§ **Written exercise**:
Collect every line in the records below that contains the word "odnoklassniki".

□ □ □ □

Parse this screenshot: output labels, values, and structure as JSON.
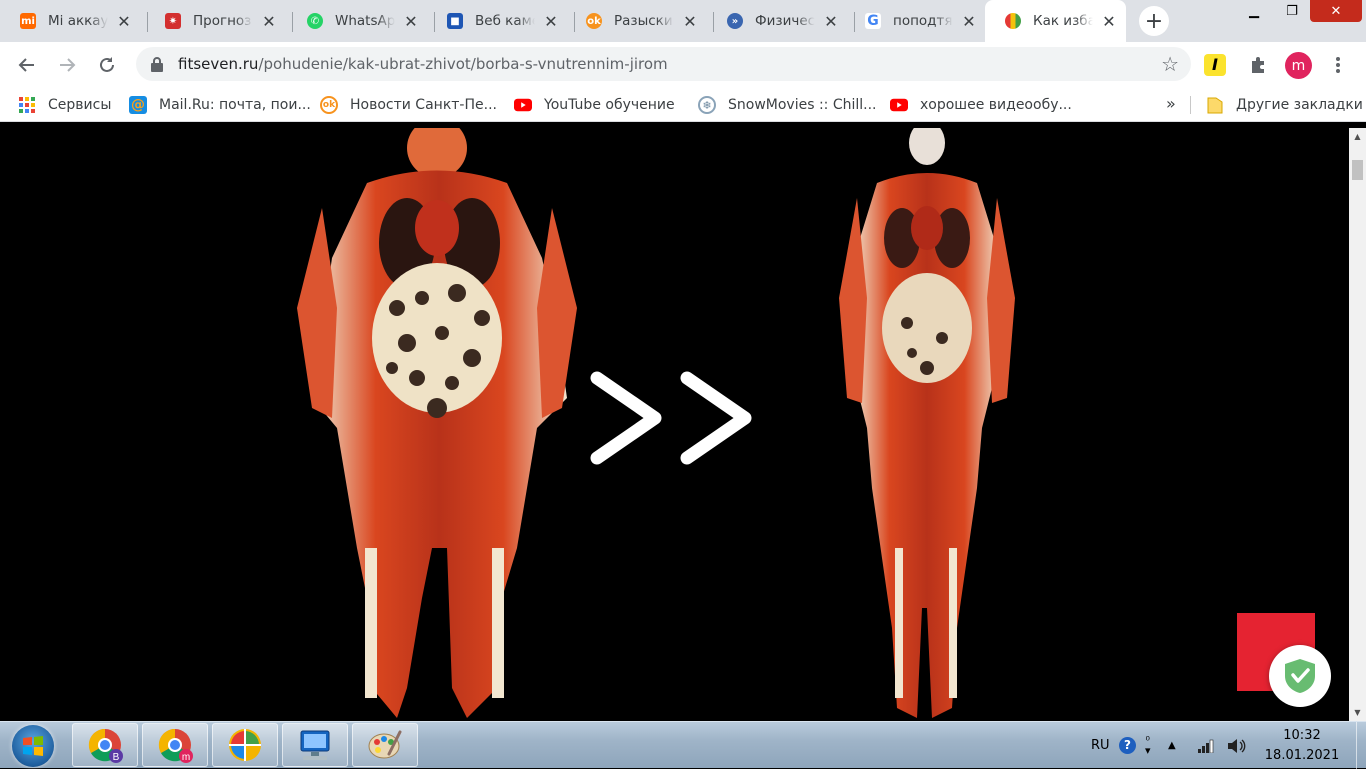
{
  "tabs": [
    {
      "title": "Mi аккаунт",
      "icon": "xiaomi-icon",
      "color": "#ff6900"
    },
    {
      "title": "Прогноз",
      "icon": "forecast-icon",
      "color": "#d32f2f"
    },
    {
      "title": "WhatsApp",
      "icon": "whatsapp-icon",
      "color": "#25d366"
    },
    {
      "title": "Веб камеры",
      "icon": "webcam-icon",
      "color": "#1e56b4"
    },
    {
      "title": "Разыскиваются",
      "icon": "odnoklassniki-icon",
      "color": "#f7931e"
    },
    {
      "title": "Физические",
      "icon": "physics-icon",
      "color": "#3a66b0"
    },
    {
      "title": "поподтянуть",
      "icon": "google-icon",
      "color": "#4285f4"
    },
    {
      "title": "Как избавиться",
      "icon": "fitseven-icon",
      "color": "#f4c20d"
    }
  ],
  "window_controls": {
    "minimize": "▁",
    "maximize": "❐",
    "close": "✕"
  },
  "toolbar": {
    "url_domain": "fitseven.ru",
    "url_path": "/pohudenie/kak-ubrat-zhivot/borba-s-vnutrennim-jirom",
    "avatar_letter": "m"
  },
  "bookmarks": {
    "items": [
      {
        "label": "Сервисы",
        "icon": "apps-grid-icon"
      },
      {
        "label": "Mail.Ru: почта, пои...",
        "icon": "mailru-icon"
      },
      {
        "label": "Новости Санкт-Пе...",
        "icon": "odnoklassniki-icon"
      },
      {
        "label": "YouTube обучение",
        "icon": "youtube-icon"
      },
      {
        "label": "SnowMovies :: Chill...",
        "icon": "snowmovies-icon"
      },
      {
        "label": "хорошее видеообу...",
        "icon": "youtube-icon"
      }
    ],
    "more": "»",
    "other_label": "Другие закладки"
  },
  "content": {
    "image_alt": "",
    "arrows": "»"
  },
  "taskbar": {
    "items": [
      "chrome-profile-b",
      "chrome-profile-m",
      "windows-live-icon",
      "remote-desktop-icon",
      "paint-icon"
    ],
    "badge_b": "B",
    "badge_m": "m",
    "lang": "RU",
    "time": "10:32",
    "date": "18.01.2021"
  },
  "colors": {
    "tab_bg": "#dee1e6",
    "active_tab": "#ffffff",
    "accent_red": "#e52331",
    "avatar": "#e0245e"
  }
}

□ □ □ □

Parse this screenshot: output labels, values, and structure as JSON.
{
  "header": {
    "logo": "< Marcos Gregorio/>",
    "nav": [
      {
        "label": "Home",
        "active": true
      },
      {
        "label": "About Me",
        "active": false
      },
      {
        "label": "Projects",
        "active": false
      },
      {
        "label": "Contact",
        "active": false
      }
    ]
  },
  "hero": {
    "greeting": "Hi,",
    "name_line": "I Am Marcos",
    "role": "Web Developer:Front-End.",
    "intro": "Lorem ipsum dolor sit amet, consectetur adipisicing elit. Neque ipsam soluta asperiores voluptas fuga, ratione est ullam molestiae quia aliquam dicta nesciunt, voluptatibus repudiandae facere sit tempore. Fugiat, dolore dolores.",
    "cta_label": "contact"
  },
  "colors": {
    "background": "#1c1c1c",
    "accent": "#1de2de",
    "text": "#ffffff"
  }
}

□ □ □ □

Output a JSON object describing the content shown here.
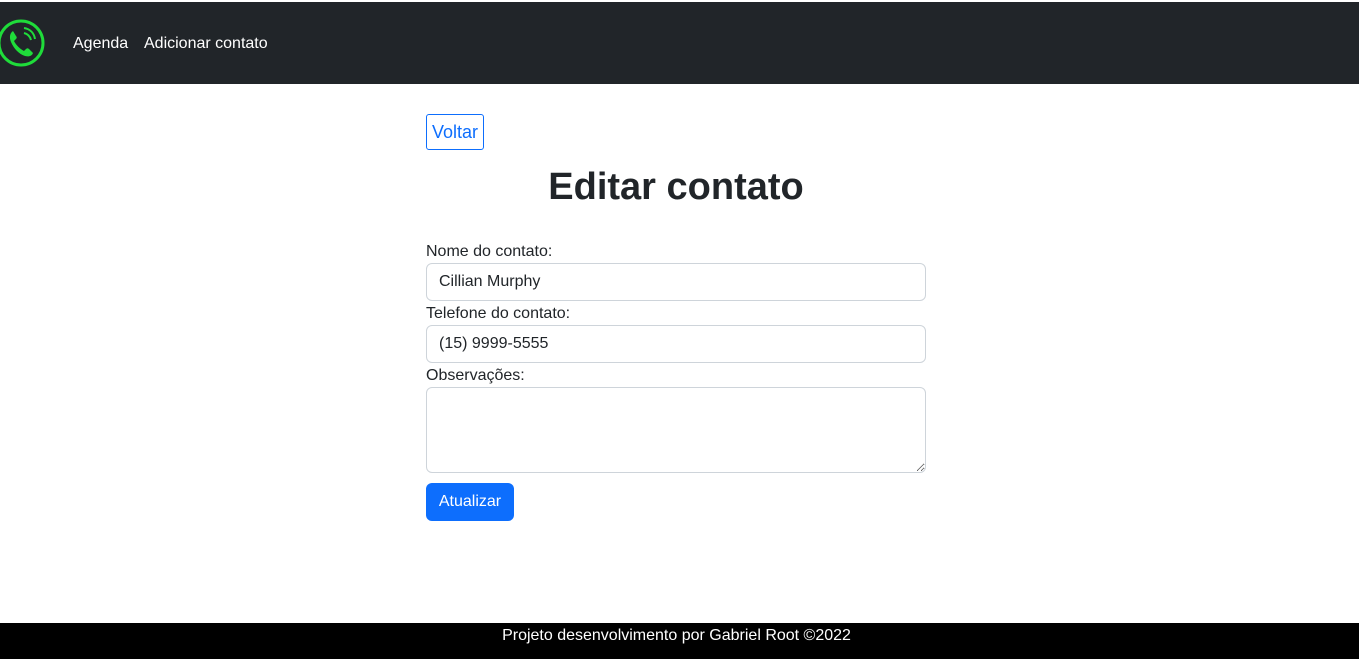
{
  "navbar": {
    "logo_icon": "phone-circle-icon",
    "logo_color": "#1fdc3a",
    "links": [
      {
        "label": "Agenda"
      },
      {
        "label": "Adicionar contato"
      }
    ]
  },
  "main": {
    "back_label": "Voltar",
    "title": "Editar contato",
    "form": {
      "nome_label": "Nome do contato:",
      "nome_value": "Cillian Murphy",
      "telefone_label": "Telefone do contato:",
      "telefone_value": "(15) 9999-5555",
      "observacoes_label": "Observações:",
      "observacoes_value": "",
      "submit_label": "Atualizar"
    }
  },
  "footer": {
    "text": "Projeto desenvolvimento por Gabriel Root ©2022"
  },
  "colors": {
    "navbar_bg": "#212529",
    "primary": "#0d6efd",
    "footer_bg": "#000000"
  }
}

□ □ □ □

§ **Solution to the exercise**:
      "icon": "odnoklassniki-icon",
        "icon": "odnoklassniki-icon"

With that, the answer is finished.